» **RECORDS PROVIDED**:
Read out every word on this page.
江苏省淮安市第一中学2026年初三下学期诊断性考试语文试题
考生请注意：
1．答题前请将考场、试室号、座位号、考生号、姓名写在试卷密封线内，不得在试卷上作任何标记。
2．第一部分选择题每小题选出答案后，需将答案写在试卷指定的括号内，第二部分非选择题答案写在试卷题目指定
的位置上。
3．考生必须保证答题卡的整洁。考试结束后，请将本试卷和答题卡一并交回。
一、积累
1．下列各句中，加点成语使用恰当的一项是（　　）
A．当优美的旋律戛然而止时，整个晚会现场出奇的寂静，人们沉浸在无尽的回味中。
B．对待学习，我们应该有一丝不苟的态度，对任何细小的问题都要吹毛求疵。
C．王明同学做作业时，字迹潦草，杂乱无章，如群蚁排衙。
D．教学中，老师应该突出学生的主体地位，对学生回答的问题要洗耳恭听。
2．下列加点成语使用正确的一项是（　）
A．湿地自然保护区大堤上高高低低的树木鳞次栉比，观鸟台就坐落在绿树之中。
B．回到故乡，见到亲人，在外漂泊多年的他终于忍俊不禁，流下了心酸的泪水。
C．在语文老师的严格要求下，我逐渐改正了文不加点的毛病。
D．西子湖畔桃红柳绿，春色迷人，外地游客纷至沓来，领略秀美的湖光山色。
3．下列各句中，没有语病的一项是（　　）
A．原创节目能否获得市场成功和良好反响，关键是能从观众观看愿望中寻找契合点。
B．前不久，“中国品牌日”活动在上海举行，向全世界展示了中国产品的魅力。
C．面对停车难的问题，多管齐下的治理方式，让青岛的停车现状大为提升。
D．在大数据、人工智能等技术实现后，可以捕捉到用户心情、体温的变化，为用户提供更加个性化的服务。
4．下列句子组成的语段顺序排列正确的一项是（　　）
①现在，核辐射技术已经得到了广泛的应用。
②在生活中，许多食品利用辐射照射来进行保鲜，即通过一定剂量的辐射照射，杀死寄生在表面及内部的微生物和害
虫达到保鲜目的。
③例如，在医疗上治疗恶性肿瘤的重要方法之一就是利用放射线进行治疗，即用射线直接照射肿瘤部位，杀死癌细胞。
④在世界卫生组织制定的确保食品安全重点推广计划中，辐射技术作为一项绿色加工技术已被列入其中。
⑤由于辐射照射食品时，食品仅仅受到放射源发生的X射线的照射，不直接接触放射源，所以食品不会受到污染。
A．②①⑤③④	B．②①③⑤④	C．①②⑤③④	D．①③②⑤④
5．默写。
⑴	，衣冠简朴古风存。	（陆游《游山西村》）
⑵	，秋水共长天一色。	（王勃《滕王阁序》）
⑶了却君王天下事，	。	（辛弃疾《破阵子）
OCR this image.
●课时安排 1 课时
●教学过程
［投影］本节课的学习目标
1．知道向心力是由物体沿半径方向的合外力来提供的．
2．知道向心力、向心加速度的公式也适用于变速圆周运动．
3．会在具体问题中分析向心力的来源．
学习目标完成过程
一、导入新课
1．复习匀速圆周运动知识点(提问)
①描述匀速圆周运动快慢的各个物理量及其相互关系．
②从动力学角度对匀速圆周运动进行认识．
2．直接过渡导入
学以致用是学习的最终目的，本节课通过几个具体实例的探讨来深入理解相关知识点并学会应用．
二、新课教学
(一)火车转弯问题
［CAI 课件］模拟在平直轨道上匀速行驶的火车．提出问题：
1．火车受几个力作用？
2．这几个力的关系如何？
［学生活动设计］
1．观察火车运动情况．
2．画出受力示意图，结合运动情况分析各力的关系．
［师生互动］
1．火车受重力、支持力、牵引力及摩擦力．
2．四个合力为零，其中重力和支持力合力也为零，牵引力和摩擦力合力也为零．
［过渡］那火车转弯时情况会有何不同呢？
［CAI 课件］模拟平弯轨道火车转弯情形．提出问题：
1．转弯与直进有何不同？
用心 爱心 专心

» **YOUR OBJECTIVE**: Extract the listing in its entirety and repeat it exactly.

» **TASK RESPONSE**:
Read out every word on this page.
江苏省淮安市第一中学2026年初三下学期诊断性考试语文试题
考生请注意：
1．答题前请将考场、试室号、座位号、考生号、姓名写在试卷密封线内，不得在试卷上作任何标记。
2．第一部分选择题每小题选出答案后，需将答案写在试卷指定的括号内，第二部分非选择题答案写在试卷题目指定
的位置上。
3．考生必须保证答题卡的整洁。考试结束后，请将本试卷和答题卡一并交回。
一、积累
1．下列各句中，加点成语使用恰当的一项是（　　）
A．当优美的旋律戛然而止时，整个晚会现场出奇的寂静，人们沉浸在无尽的回味中。
B．对待学习，我们应该有一丝不苟的态度，对任何细小的问题都要吹毛求疵。
C．王明同学做作业时，字迹潦草，杂乱无章，如群蚁排衙。
D．教学中，老师应该突出学生的主体地位，对学生回答的问题要洗耳恭听。
2．下列加点成语使用正确的一项是（　）
A．湿地自然保护区大堤上高高低低的树木鳞次栉比，观鸟台就坐落在绿树之中。
B．回到故乡，见到亲人，在外漂泊多年的他终于忍俊不禁，流下了心酸的泪水。
C．在语文老师的严格要求下，我逐渐改正了文不加点的毛病。
D．西子湖畔桃红柳绿，春色迷人，外地游客纷至沓来，领略秀美的湖光山色。
3．下列各句中，没有语病的一项是（　　）
A．原创节目能否获得市场成功和良好反响，关键是能从观众观看愿望中寻找契合点。
B．前不久，“中国品牌日”活动在上海举行，向全世界展示了中国产品的魅力。
C．面对停车难的问题，多管齐下的治理方式，让青岛的停车现状大为提升。
D．在大数据、人工智能等技术实现后，可以捕捉到用户心情、体温的变化，为用户提供更加个性化的服务。
4．下列句子组成的语段顺序排列正确的一项是（　　）
①现在，核辐射技术已经得到了广泛的应用。
②在生活中，许多食品利用辐射照射来进行保鲜，即通过一定剂量的辐射照射，杀死寄生在表面及内部的微生物和害
虫达到保鲜目的。
③例如，在医疗上治疗恶性肿瘤的重要方法之一就是利用放射线进行治疗，即用射线直接照射肿瘤部位，杀死癌细胞。
④在世界卫生组织制定的确保食品安全重点推广计划中，辐射技术作为一项绿色加工技术已被列入其中。
⑤由于辐射照射食品时，食品仅仅受到放射源发生的X射线的照射，不直接接触放射源，所以食品不会受到污染。
A．②①⑤③④	B．②①③⑤④	C．①②⑤③④	D．①③②⑤④
5．默写。
⑴	，衣冠简朴古风存。	（陆游《游山西村》）
⑵	，秋水共长天一色。	（王勃《滕王阁序》）
⑶了却君王天下事，	。	（辛弃疾《破阵子）
OCR this image.
●课时安排 1 课时
●教学过程
［投影］本节课的学习目标
1．知道向心力是由物体沿半径方向的合外力来提供的．
2．知道向心力、向心加速度的公式也适用于变速圆周运动．
3．会在具体问题中分析向心力的来源．
学习目标完成过程
一、导入新课
1．复习匀速圆周运动知识点(提问)
①描述匀速圆周运动快慢的各个物理量及其相互关系．
②从动力学角度对匀速圆周运动进行认识．
2．直接过渡导入
学以致用是学习的最终目的，本节课通过几个具体实例的探讨来深入理解相关知识点并学会应用．
二、新课教学
(一)火车转弯问题
［CAI 课件］模拟在平直轨道上匀速行驶的火车．提出问题：
1．火车受几个力作用？
2．这几个力的关系如何？
［学生活动设计］
1．观察火车运动情况．
2．画出受力示意图，结合运动情况分析各力的关系．
［师生互动］
1．火车受重力、支持力、牵引力及摩擦力．
2．四个合力为零，其中重力和支持力合力也为零，牵引力和摩擦力合力也为零．
［过渡］那火车转弯时情况会有何不同呢？
［CAI 课件］模拟平弯轨道火车转弯情形．提出问题：
1．转弯与直进有何不同？
用心 爱心 专心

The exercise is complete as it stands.